▶ **Task to carry out**: Wherever the string "screenshot" appears in the listing, copy that line.

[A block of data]
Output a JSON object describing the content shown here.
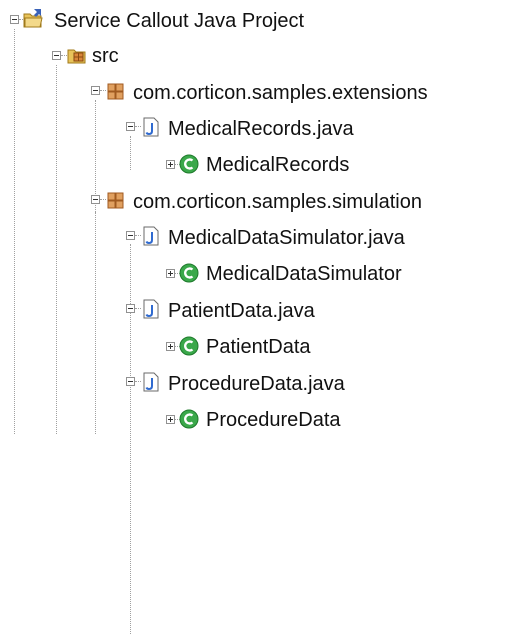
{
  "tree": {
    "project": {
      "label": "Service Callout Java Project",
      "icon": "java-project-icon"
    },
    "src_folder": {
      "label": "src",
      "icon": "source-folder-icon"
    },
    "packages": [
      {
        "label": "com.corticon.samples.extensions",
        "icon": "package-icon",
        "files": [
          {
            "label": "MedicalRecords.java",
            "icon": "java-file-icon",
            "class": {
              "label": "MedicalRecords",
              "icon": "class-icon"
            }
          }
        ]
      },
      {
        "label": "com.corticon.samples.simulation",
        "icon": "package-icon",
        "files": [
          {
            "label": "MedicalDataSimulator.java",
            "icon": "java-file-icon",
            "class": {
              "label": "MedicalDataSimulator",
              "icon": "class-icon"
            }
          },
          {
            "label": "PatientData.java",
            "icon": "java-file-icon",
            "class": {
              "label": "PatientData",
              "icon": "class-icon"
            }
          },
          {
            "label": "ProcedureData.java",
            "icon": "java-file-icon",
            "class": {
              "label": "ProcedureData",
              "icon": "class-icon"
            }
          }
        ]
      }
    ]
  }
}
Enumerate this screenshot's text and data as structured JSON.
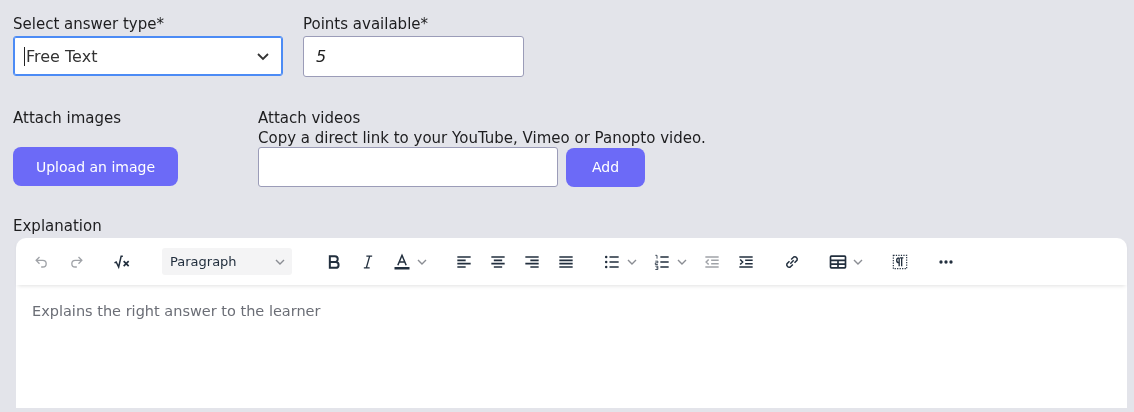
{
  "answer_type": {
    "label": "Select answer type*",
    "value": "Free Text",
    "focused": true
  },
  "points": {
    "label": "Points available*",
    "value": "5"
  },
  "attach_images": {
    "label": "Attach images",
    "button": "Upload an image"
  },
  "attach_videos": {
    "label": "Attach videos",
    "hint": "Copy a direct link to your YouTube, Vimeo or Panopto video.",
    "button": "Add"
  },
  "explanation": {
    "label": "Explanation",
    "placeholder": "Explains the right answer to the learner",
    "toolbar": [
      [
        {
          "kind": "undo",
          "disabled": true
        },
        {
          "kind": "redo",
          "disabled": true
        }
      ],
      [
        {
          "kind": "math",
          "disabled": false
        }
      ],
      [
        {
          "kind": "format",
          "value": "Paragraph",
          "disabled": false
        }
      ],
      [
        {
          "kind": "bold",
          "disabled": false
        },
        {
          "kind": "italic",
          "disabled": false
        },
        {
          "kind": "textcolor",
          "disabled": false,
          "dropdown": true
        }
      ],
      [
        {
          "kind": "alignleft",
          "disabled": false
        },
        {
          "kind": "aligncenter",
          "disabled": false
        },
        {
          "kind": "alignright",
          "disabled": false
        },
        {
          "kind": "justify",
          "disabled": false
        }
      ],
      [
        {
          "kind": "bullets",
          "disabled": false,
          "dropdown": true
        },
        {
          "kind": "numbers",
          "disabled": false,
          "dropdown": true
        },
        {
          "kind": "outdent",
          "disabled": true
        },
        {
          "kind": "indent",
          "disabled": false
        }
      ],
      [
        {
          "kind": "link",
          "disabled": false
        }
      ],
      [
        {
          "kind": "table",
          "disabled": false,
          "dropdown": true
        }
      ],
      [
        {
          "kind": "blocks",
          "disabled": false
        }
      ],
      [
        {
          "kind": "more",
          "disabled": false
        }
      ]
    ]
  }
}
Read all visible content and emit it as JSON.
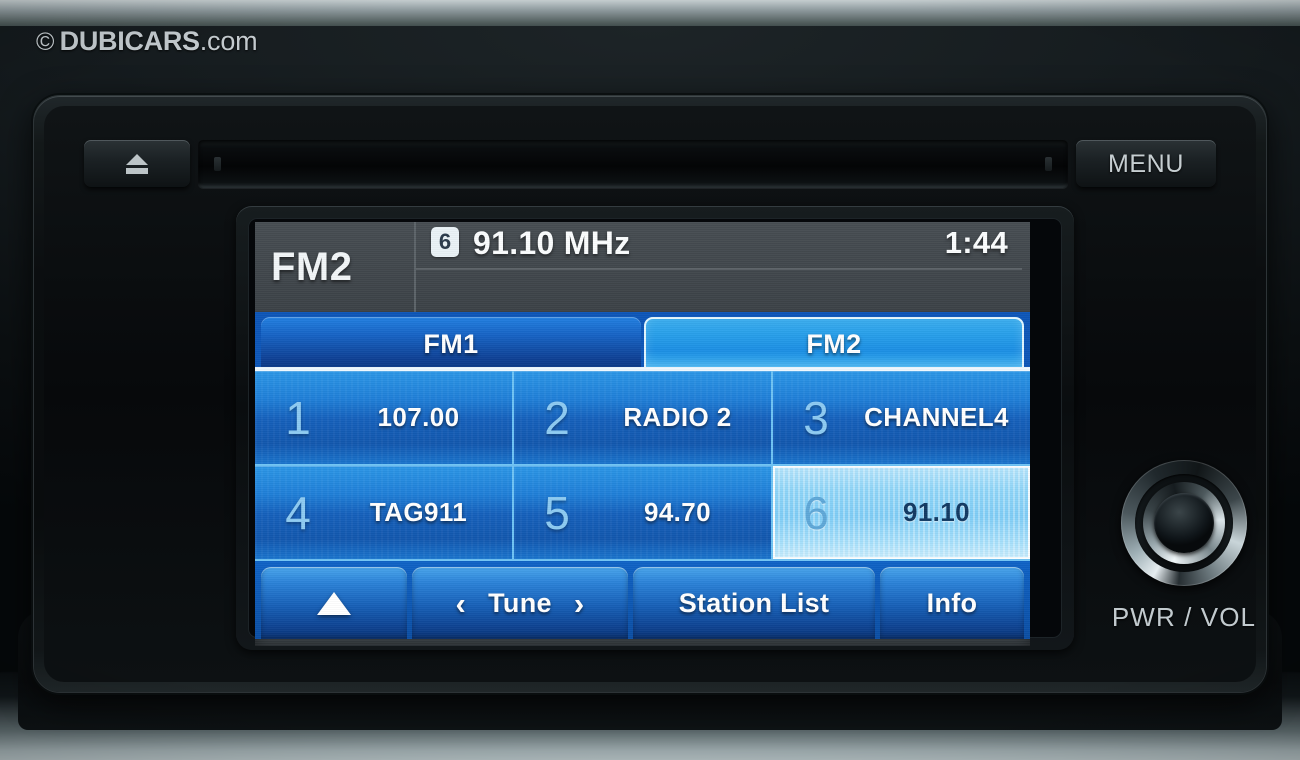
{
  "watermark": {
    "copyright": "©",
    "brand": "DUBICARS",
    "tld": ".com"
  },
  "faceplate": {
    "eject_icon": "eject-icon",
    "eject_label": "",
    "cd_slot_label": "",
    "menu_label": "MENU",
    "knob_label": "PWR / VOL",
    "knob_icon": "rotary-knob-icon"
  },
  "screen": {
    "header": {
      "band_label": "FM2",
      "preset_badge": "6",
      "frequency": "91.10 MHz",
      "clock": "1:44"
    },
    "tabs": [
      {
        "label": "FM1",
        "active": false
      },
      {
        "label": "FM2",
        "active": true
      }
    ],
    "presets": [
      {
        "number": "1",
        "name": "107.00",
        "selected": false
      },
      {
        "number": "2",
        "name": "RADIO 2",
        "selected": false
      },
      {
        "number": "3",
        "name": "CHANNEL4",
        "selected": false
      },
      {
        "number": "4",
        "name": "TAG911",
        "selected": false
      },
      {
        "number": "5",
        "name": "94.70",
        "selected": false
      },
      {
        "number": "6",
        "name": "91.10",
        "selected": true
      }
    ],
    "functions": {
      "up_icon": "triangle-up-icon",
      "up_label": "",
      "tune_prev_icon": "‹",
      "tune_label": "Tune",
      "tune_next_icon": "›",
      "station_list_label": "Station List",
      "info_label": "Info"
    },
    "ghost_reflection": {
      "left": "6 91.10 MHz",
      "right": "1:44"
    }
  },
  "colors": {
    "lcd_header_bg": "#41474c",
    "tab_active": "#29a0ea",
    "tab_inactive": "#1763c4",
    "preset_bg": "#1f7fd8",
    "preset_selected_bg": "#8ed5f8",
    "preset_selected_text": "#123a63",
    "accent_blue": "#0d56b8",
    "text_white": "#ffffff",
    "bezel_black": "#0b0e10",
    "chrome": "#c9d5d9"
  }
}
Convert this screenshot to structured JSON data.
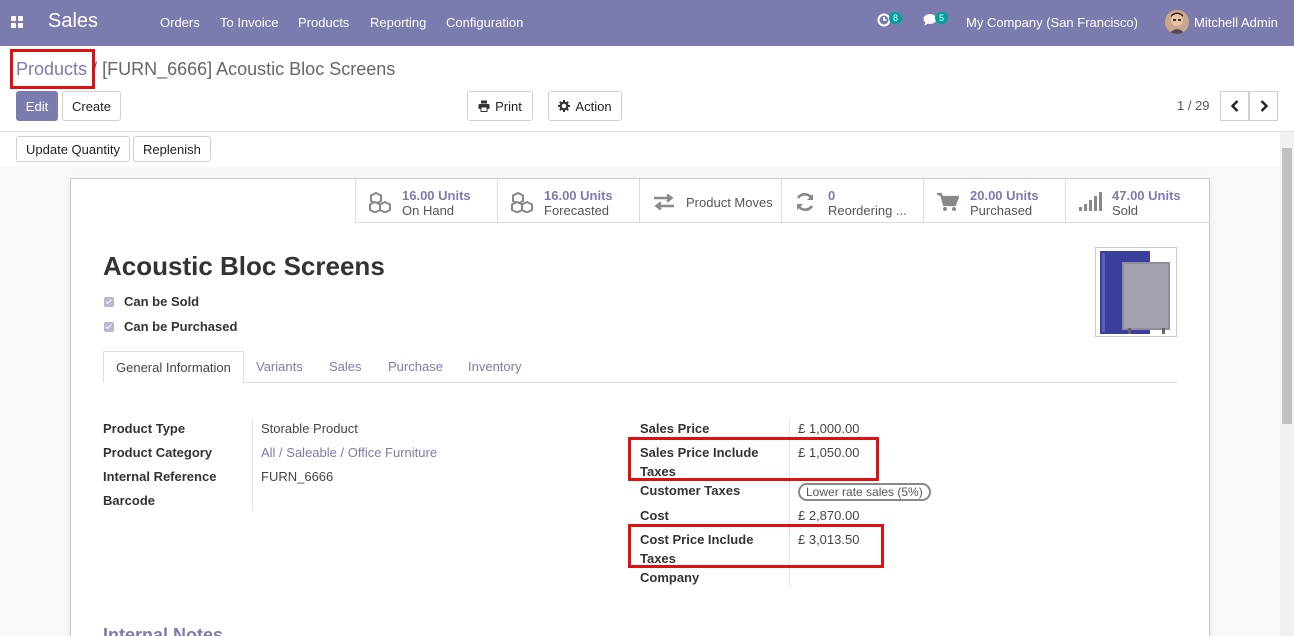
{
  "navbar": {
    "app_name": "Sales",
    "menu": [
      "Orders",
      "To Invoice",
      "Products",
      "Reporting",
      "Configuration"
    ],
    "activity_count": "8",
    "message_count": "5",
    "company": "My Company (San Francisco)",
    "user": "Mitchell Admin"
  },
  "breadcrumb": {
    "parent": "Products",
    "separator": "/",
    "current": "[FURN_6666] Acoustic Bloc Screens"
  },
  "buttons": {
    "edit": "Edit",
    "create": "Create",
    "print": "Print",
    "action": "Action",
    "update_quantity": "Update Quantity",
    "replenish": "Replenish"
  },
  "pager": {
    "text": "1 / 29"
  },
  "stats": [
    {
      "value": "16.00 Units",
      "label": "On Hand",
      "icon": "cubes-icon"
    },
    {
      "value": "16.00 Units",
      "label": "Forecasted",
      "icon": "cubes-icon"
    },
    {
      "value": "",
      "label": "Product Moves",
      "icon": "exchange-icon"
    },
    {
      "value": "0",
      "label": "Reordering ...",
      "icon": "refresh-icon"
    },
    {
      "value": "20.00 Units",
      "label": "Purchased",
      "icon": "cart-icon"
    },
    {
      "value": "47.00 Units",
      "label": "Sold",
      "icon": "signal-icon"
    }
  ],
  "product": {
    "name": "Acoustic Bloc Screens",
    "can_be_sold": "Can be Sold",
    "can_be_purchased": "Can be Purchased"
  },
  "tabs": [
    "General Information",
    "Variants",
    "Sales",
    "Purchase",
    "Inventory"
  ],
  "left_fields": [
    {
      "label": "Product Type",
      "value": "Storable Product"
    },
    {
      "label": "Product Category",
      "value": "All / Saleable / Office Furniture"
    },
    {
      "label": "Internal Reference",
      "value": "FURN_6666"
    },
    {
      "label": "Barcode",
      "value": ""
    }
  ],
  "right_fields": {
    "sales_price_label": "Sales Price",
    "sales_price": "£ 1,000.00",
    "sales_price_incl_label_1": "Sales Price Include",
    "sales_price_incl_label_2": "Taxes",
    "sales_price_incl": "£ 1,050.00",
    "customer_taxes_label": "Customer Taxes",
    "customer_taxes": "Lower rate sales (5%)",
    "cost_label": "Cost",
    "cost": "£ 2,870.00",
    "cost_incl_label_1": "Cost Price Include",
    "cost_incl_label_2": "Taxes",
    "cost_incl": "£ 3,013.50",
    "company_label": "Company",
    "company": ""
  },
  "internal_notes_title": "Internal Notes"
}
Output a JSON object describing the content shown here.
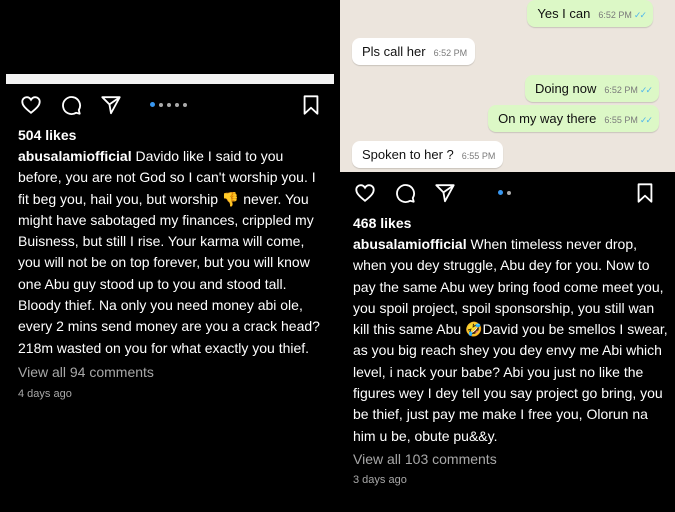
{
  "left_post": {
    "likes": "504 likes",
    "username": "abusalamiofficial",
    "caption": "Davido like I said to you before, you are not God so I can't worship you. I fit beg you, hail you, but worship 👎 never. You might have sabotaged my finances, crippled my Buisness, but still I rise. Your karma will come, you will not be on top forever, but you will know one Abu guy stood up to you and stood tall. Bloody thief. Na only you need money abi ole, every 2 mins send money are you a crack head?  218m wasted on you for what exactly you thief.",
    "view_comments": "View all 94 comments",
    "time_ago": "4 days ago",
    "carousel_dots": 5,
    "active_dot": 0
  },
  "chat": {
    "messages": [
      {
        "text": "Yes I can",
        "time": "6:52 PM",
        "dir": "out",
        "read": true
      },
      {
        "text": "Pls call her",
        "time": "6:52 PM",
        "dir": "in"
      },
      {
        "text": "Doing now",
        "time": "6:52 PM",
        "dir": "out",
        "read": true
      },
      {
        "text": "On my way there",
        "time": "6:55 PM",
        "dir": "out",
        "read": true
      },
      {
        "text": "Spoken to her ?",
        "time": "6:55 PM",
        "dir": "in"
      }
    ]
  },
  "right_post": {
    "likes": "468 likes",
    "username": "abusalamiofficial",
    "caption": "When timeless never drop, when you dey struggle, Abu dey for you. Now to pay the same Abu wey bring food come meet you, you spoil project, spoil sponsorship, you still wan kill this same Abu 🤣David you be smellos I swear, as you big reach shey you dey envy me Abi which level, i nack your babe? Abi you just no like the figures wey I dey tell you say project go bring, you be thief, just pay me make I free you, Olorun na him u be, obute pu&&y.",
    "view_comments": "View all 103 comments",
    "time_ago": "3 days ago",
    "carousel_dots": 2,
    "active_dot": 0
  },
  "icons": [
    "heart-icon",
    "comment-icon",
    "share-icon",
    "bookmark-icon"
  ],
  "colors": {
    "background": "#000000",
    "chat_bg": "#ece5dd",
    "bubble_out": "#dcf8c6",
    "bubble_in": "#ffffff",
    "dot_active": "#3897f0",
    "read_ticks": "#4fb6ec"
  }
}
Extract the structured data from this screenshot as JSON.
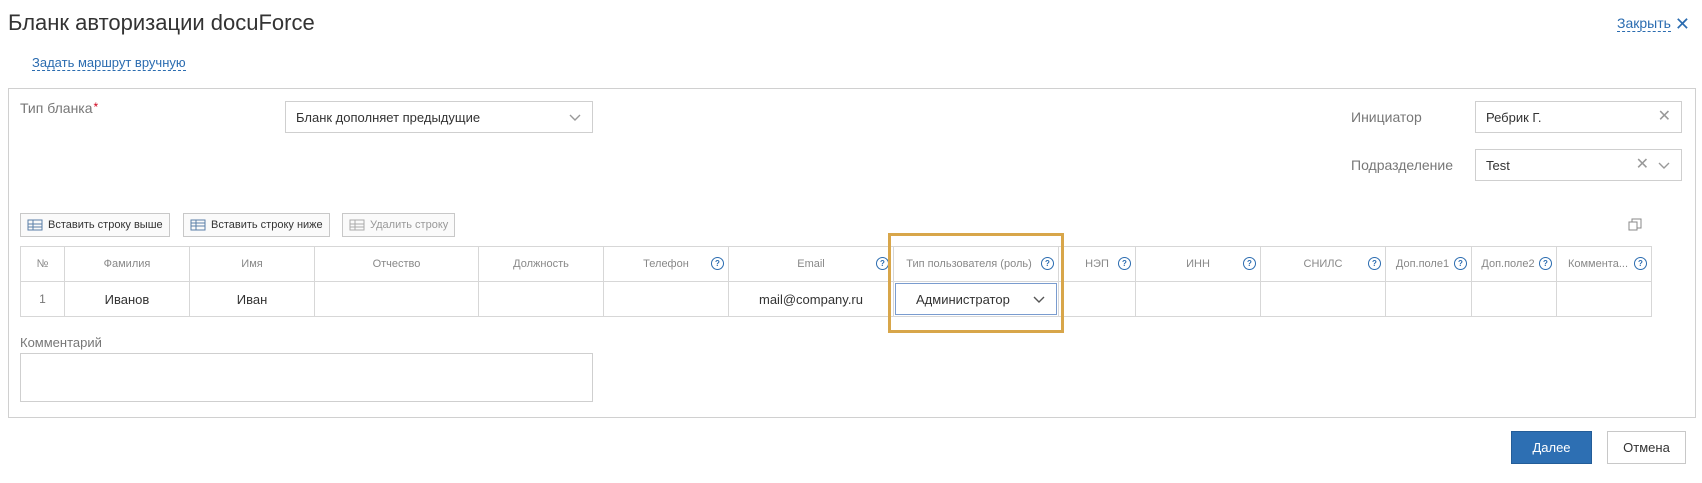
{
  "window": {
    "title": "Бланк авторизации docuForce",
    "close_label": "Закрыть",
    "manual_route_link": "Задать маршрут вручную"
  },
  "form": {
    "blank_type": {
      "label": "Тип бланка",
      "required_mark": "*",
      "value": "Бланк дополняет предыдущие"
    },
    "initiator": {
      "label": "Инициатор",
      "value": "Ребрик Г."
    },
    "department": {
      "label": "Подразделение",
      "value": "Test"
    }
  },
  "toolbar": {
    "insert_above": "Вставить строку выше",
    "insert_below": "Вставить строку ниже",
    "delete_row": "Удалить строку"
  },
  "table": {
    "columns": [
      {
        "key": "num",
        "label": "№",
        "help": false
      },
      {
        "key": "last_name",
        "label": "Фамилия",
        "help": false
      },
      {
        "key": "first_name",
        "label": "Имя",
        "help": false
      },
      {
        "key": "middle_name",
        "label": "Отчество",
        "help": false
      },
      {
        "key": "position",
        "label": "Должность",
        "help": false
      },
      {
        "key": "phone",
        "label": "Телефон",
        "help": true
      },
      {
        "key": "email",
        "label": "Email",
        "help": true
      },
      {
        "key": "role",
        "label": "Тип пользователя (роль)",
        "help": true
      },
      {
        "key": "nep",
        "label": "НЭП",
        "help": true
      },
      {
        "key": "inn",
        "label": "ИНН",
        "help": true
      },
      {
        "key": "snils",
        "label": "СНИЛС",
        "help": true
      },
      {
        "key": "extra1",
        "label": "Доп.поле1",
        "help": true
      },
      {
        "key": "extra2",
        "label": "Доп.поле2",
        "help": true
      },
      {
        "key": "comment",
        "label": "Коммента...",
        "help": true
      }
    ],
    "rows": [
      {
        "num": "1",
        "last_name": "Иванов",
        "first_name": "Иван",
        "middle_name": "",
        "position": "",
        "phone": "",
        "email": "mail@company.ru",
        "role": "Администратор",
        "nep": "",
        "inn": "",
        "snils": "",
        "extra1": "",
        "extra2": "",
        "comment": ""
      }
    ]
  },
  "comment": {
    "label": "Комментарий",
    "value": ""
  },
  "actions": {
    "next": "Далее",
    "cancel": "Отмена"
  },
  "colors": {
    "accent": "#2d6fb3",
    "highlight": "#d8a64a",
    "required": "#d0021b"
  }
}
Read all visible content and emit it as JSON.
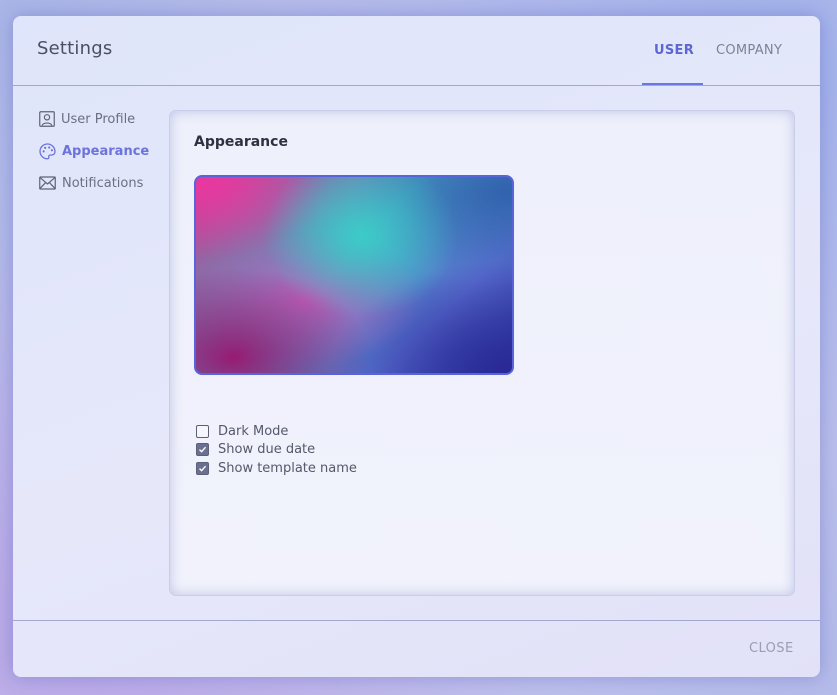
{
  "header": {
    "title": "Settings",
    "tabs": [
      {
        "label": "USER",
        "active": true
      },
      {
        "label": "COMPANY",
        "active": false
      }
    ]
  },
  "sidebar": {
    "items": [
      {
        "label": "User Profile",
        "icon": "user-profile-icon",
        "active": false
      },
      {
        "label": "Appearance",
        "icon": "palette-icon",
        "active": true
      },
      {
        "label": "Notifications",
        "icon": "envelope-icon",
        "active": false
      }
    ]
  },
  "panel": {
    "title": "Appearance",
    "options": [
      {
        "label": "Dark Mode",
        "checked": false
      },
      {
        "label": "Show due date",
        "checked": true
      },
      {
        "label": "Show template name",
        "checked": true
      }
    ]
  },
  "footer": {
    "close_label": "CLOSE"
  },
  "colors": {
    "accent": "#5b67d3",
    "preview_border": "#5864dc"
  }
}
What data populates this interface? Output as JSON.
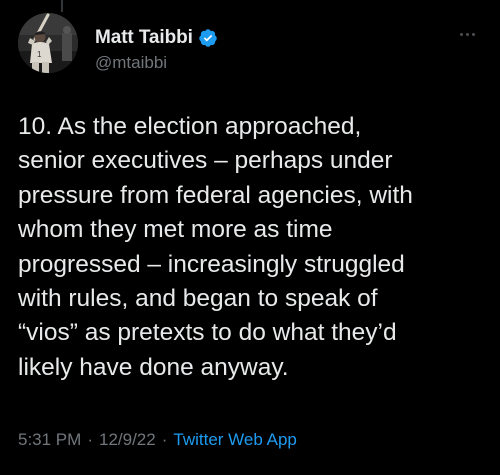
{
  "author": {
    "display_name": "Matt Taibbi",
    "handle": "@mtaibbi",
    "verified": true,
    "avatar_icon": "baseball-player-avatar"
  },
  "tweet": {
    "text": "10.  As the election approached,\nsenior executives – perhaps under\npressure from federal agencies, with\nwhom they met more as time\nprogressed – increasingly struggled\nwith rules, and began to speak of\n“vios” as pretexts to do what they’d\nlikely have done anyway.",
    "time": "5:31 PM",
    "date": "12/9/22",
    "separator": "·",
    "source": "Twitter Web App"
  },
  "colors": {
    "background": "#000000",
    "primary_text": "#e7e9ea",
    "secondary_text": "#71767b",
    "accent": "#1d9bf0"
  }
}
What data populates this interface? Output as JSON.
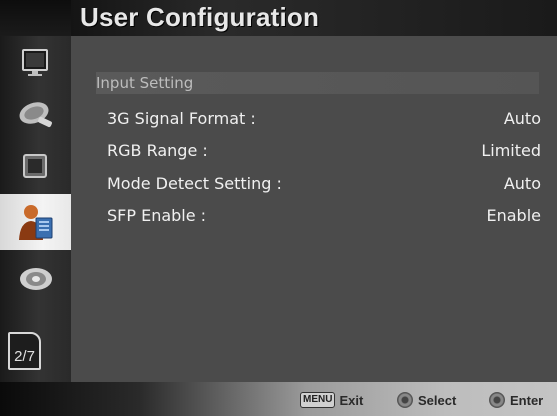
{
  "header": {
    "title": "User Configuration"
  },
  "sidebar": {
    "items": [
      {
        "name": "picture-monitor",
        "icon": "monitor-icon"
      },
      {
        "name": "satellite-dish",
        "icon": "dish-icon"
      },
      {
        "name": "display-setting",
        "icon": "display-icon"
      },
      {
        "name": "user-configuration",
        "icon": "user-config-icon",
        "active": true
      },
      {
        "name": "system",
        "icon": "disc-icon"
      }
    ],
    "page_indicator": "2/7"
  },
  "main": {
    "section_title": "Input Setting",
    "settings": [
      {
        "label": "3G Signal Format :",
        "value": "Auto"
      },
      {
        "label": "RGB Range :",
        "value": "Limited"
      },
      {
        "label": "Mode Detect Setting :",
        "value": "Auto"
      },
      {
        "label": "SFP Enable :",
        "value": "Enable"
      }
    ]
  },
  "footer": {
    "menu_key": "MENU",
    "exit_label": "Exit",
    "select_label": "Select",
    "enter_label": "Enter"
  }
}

▶ **Correct response**:
Enumerate this screenshot's text and data as structured JSON.
Convert this screenshot to structured JSON data.
Extract the structured data from this screenshot as JSON.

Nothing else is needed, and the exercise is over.